### Stated exercise
Give the data below again exactly as written, without its pictures.
— START The input —
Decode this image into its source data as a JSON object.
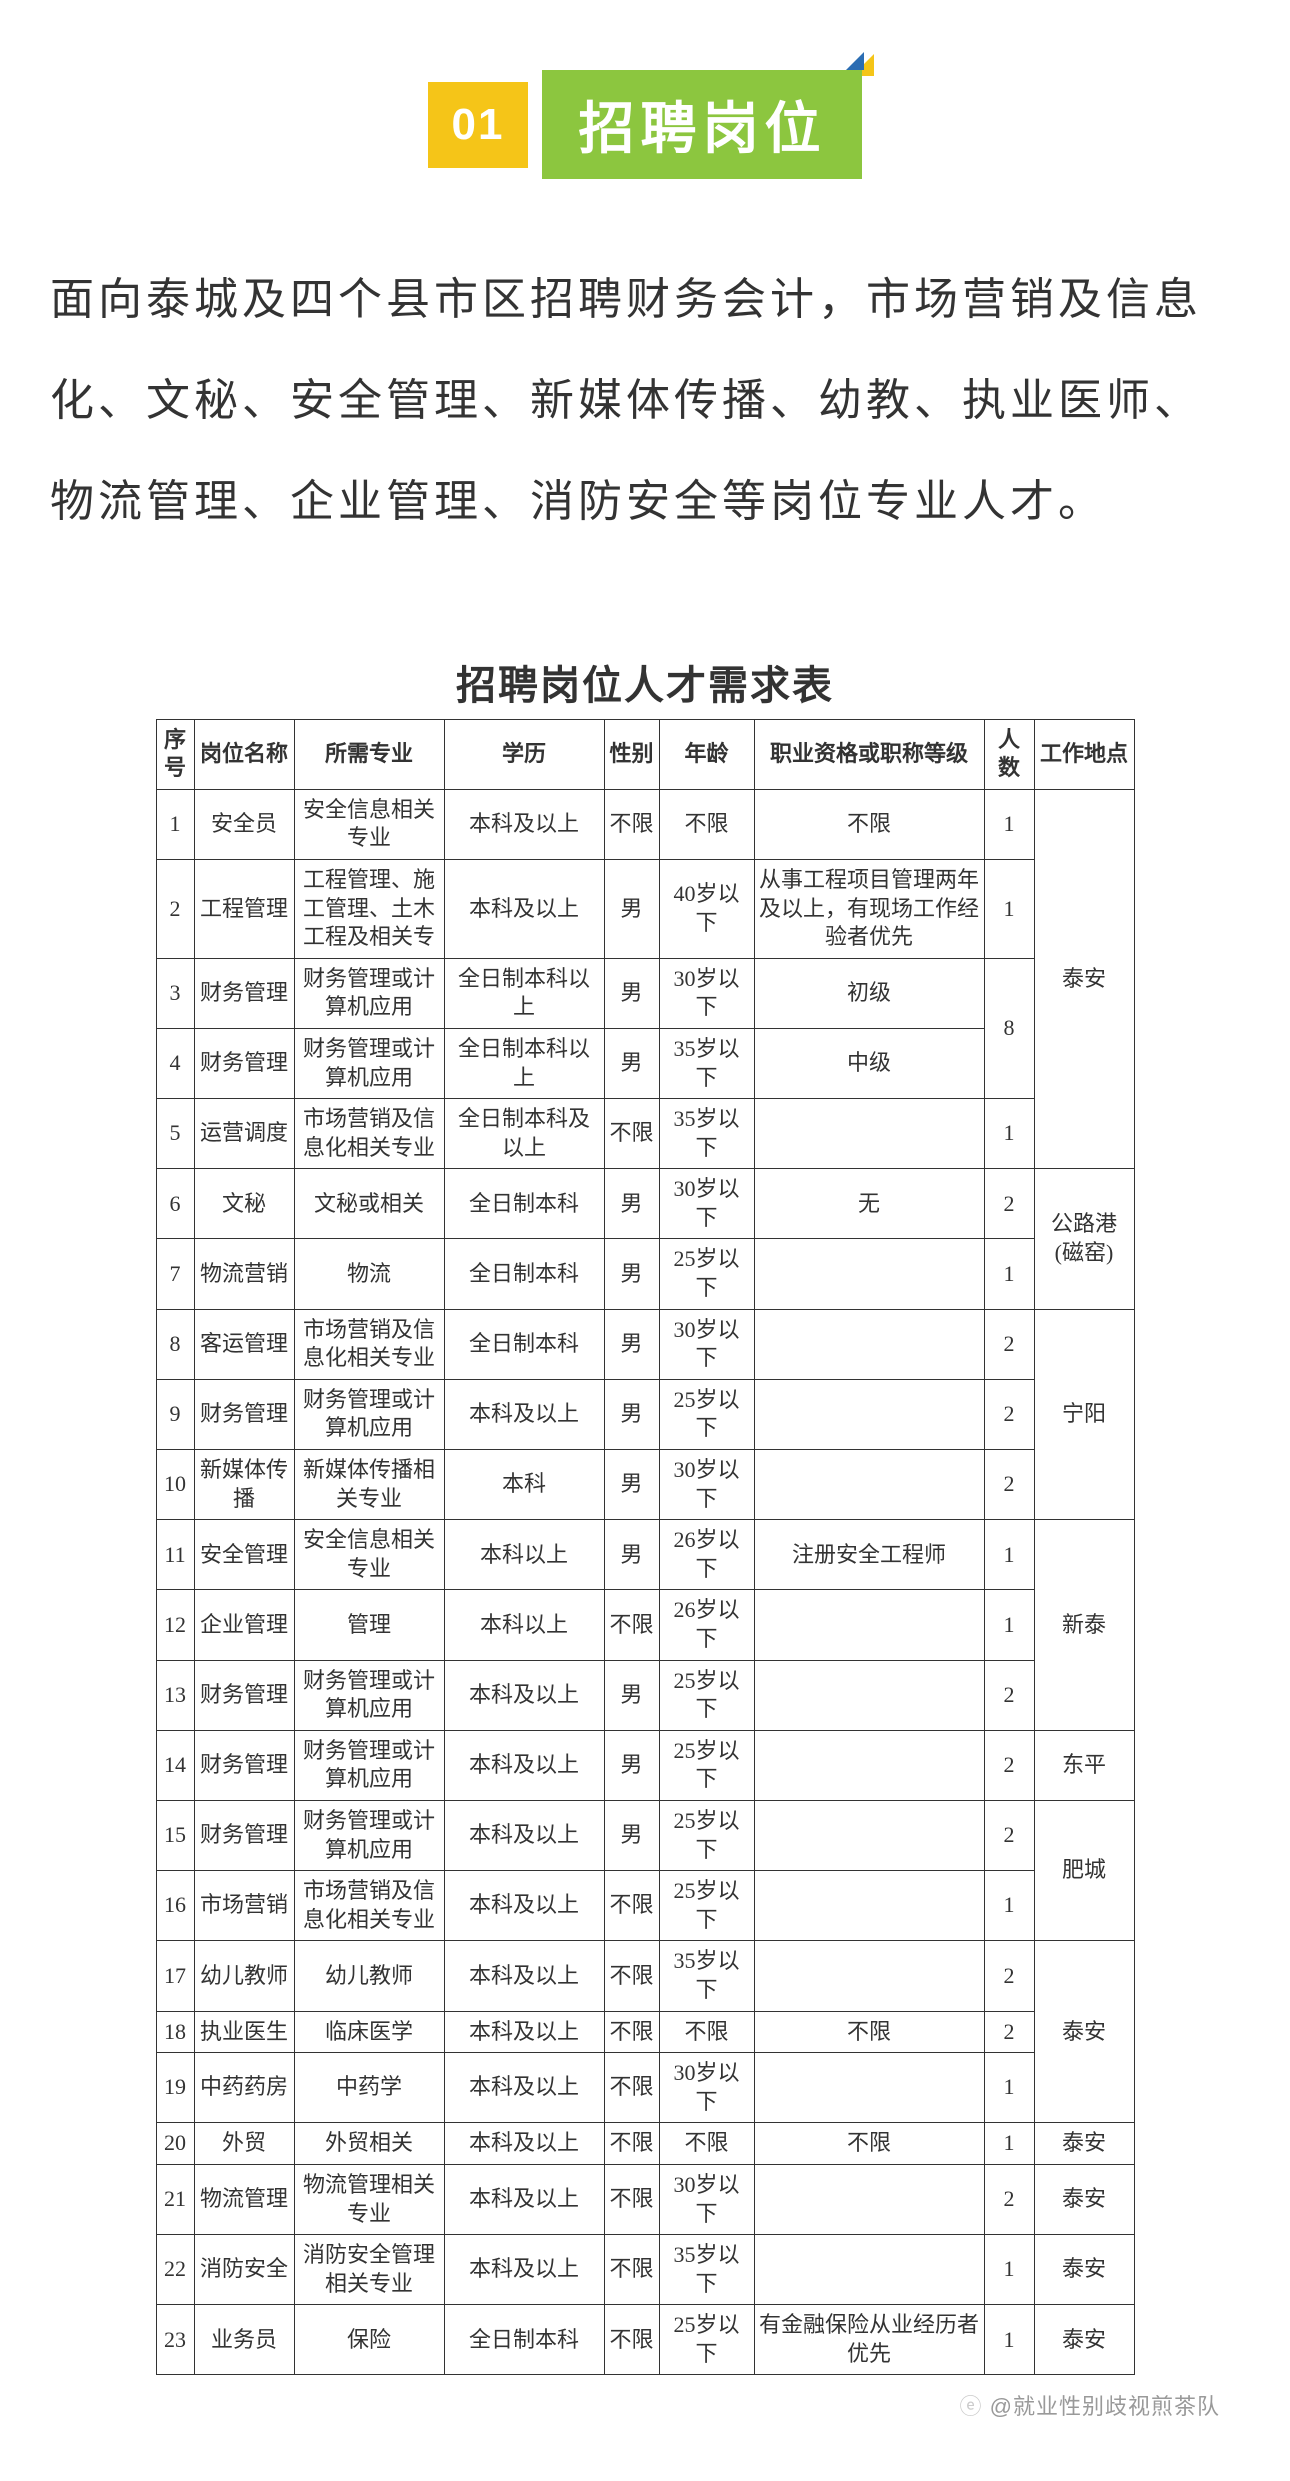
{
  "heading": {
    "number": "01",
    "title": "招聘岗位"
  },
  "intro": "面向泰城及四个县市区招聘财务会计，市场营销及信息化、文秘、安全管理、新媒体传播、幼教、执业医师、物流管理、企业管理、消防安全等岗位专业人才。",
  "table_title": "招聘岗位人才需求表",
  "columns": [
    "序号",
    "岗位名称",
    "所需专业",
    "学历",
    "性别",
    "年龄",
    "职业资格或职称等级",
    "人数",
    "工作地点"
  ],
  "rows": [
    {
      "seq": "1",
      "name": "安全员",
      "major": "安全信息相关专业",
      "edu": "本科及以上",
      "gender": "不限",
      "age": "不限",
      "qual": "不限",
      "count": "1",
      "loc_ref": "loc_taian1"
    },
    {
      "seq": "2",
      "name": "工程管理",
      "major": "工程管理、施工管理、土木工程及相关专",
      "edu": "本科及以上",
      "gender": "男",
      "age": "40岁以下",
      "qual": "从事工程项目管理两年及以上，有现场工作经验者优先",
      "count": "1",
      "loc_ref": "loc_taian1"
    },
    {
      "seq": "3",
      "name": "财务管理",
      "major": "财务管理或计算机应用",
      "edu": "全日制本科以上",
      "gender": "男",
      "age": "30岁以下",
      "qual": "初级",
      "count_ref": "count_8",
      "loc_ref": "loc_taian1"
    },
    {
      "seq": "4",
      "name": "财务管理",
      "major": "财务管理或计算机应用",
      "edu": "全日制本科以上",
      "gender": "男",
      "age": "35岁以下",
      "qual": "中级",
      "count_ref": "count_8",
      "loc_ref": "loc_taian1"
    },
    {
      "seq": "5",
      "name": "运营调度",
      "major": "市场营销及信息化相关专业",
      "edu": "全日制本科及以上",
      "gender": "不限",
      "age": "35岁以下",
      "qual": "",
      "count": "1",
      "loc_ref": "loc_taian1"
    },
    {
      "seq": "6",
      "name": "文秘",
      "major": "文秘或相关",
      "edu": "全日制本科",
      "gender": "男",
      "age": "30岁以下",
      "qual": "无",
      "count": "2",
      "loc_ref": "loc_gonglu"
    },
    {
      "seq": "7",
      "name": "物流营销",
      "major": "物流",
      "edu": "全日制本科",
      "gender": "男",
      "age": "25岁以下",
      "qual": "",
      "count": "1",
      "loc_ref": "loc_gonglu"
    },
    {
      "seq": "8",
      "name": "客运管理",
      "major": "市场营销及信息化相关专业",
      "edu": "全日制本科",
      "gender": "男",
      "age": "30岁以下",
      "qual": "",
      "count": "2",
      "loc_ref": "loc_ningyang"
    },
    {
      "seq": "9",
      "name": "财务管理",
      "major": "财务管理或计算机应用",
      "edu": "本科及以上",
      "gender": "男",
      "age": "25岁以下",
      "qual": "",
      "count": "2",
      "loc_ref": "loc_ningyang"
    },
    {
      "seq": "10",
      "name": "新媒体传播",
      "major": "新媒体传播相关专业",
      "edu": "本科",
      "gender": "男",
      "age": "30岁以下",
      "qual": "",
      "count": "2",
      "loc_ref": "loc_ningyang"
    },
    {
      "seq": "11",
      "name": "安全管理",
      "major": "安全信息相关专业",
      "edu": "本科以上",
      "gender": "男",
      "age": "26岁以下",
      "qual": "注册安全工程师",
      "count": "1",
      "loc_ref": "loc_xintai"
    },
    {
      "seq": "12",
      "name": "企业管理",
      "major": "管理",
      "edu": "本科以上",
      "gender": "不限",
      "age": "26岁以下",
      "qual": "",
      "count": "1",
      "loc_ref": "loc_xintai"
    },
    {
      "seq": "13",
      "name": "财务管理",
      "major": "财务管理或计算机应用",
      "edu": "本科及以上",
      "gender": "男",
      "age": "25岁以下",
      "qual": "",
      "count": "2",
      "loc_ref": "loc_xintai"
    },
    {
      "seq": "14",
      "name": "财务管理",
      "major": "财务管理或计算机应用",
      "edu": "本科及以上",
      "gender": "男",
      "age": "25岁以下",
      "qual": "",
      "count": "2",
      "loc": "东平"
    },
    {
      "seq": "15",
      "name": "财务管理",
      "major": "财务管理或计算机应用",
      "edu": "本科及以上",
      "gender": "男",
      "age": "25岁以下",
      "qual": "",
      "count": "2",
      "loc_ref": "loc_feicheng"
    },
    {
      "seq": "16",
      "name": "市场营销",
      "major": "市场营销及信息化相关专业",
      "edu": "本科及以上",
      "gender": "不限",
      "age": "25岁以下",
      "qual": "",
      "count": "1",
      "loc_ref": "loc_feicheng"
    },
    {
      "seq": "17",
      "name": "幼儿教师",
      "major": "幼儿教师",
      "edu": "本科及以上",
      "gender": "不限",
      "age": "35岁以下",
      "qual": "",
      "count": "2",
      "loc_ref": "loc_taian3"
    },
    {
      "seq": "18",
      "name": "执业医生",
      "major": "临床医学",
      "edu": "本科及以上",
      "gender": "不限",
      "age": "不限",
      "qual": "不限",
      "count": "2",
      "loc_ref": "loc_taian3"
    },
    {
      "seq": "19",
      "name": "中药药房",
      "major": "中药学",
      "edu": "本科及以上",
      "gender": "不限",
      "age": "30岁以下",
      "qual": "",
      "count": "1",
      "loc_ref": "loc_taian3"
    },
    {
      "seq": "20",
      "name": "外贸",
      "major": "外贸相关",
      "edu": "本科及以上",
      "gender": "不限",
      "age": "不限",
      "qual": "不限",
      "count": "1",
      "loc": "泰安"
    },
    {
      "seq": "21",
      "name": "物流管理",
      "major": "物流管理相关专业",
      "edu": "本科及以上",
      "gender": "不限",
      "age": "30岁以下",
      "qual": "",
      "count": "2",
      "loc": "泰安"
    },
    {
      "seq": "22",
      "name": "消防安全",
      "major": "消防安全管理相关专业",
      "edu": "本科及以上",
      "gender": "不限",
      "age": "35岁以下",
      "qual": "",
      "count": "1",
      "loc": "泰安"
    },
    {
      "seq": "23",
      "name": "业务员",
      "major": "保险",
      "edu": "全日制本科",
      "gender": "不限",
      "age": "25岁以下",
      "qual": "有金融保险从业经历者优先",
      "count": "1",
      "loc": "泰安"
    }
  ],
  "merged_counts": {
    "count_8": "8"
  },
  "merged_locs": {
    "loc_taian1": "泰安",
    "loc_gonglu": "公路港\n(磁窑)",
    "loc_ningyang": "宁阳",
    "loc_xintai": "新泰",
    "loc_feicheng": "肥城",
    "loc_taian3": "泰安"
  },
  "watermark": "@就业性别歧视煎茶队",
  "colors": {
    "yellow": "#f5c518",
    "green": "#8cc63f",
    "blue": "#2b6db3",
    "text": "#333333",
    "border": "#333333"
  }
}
— END The input —
### Exercise output
Decode this image into its source data as a JSON object.
{
  "heading": {
    "number": "01",
    "title": "招聘岗位"
  },
  "intro": "面向泰城及四个县市区招聘财务会计，市场营销及信息化、文秘、安全管理、新媒体传播、幼教、执业医师、物流管理、企业管理、消防安全等岗位专业人才。",
  "table_title": "招聘岗位人才需求表",
  "columns": [
    "序号",
    "岗位名称",
    "所需专业",
    "学历",
    "性别",
    "年龄",
    "职业资格或职称等级",
    "人数",
    "工作地点"
  ],
  "rows": [
    {
      "seq": "1",
      "name": "安全员",
      "major": "安全信息相关专业",
      "edu": "本科及以上",
      "gender": "不限",
      "age": "不限",
      "qual": "不限",
      "count": "1",
      "loc_ref": "loc_taian1"
    },
    {
      "seq": "2",
      "name": "工程管理",
      "major": "工程管理、施工管理、土木工程及相关专",
      "edu": "本科及以上",
      "gender": "男",
      "age": "40岁以下",
      "qual": "从事工程项目管理两年及以上，有现场工作经验者优先",
      "count": "1",
      "loc_ref": "loc_taian1"
    },
    {
      "seq": "3",
      "name": "财务管理",
      "major": "财务管理或计算机应用",
      "edu": "全日制本科以上",
      "gender": "男",
      "age": "30岁以下",
      "qual": "初级",
      "count_ref": "count_8",
      "loc_ref": "loc_taian1"
    },
    {
      "seq": "4",
      "name": "财务管理",
      "major": "财务管理或计算机应用",
      "edu": "全日制本科以上",
      "gender": "男",
      "age": "35岁以下",
      "qual": "中级",
      "count_ref": "count_8",
      "loc_ref": "loc_taian1"
    },
    {
      "seq": "5",
      "name": "运营调度",
      "major": "市场营销及信息化相关专业",
      "edu": "全日制本科及以上",
      "gender": "不限",
      "age": "35岁以下",
      "qual": "",
      "count": "1",
      "loc_ref": "loc_taian1"
    },
    {
      "seq": "6",
      "name": "文秘",
      "major": "文秘或相关",
      "edu": "全日制本科",
      "gender": "男",
      "age": "30岁以下",
      "qual": "无",
      "count": "2",
      "loc_ref": "loc_gonglu"
    },
    {
      "seq": "7",
      "name": "物流营销",
      "major": "物流",
      "edu": "全日制本科",
      "gender": "男",
      "age": "25岁以下",
      "qual": "",
      "count": "1",
      "loc_ref": "loc_gonglu"
    },
    {
      "seq": "8",
      "name": "客运管理",
      "major": "市场营销及信息化相关专业",
      "edu": "全日制本科",
      "gender": "男",
      "age": "30岁以下",
      "qual": "",
      "count": "2",
      "loc_ref": "loc_ningyang"
    },
    {
      "seq": "9",
      "name": "财务管理",
      "major": "财务管理或计算机应用",
      "edu": "本科及以上",
      "gender": "男",
      "age": "25岁以下",
      "qual": "",
      "count": "2",
      "loc_ref": "loc_ningyang"
    },
    {
      "seq": "10",
      "name": "新媒体传播",
      "major": "新媒体传播相关专业",
      "edu": "本科",
      "gender": "男",
      "age": "30岁以下",
      "qual": "",
      "count": "2",
      "loc_ref": "loc_ningyang"
    },
    {
      "seq": "11",
      "name": "安全管理",
      "major": "安全信息相关专业",
      "edu": "本科以上",
      "gender": "男",
      "age": "26岁以下",
      "qual": "注册安全工程师",
      "count": "1",
      "loc_ref": "loc_xintai"
    },
    {
      "seq": "12",
      "name": "企业管理",
      "major": "管理",
      "edu": "本科以上",
      "gender": "不限",
      "age": "26岁以下",
      "qual": "",
      "count": "1",
      "loc_ref": "loc_xintai"
    },
    {
      "seq": "13",
      "name": "财务管理",
      "major": "财务管理或计算机应用",
      "edu": "本科及以上",
      "gender": "男",
      "age": "25岁以下",
      "qual": "",
      "count": "2",
      "loc_ref": "loc_xintai"
    },
    {
      "seq": "14",
      "name": "财务管理",
      "major": "财务管理或计算机应用",
      "edu": "本科及以上",
      "gender": "男",
      "age": "25岁以下",
      "qual": "",
      "count": "2",
      "loc": "东平"
    },
    {
      "seq": "15",
      "name": "财务管理",
      "major": "财务管理或计算机应用",
      "edu": "本科及以上",
      "gender": "男",
      "age": "25岁以下",
      "qual": "",
      "count": "2",
      "loc_ref": "loc_feicheng"
    },
    {
      "seq": "16",
      "name": "市场营销",
      "major": "市场营销及信息化相关专业",
      "edu": "本科及以上",
      "gender": "不限",
      "age": "25岁以下",
      "qual": "",
      "count": "1",
      "loc_ref": "loc_feicheng"
    },
    {
      "seq": "17",
      "name": "幼儿教师",
      "major": "幼儿教师",
      "edu": "本科及以上",
      "gender": "不限",
      "age": "35岁以下",
      "qual": "",
      "count": "2",
      "loc_ref": "loc_taian3"
    },
    {
      "seq": "18",
      "name": "执业医生",
      "major": "临床医学",
      "edu": "本科及以上",
      "gender": "不限",
      "age": "不限",
      "qual": "不限",
      "count": "2",
      "loc_ref": "loc_taian3"
    },
    {
      "seq": "19",
      "name": "中药药房",
      "major": "中药学",
      "edu": "本科及以上",
      "gender": "不限",
      "age": "30岁以下",
      "qual": "",
      "count": "1",
      "loc_ref": "loc_taian3"
    },
    {
      "seq": "20",
      "name": "外贸",
      "major": "外贸相关",
      "edu": "本科及以上",
      "gender": "不限",
      "age": "不限",
      "qual": "不限",
      "count": "1",
      "loc": "泰安"
    },
    {
      "seq": "21",
      "name": "物流管理",
      "major": "物流管理相关专业",
      "edu": "本科及以上",
      "gender": "不限",
      "age": "30岁以下",
      "qual": "",
      "count": "2",
      "loc": "泰安"
    },
    {
      "seq": "22",
      "name": "消防安全",
      "major": "消防安全管理相关专业",
      "edu": "本科及以上",
      "gender": "不限",
      "age": "35岁以下",
      "qual": "",
      "count": "1",
      "loc": "泰安"
    },
    {
      "seq": "23",
      "name": "业务员",
      "major": "保险",
      "edu": "全日制本科",
      "gender": "不限",
      "age": "25岁以下",
      "qual": "有金融保险从业经历者优先",
      "count": "1",
      "loc": "泰安"
    }
  ],
  "merged_counts": {
    "count_8": "8"
  },
  "merged_locs": {
    "loc_taian1": "泰安",
    "loc_gonglu": "公路港\n(磁窑)",
    "loc_ningyang": "宁阳",
    "loc_xintai": "新泰",
    "loc_feicheng": "肥城",
    "loc_taian3": "泰安"
  },
  "watermark": "@就业性别歧视煎茶队",
  "colors": {
    "yellow": "#f5c518",
    "green": "#8cc63f",
    "blue": "#2b6db3",
    "text": "#333333",
    "border": "#333333"
  }
}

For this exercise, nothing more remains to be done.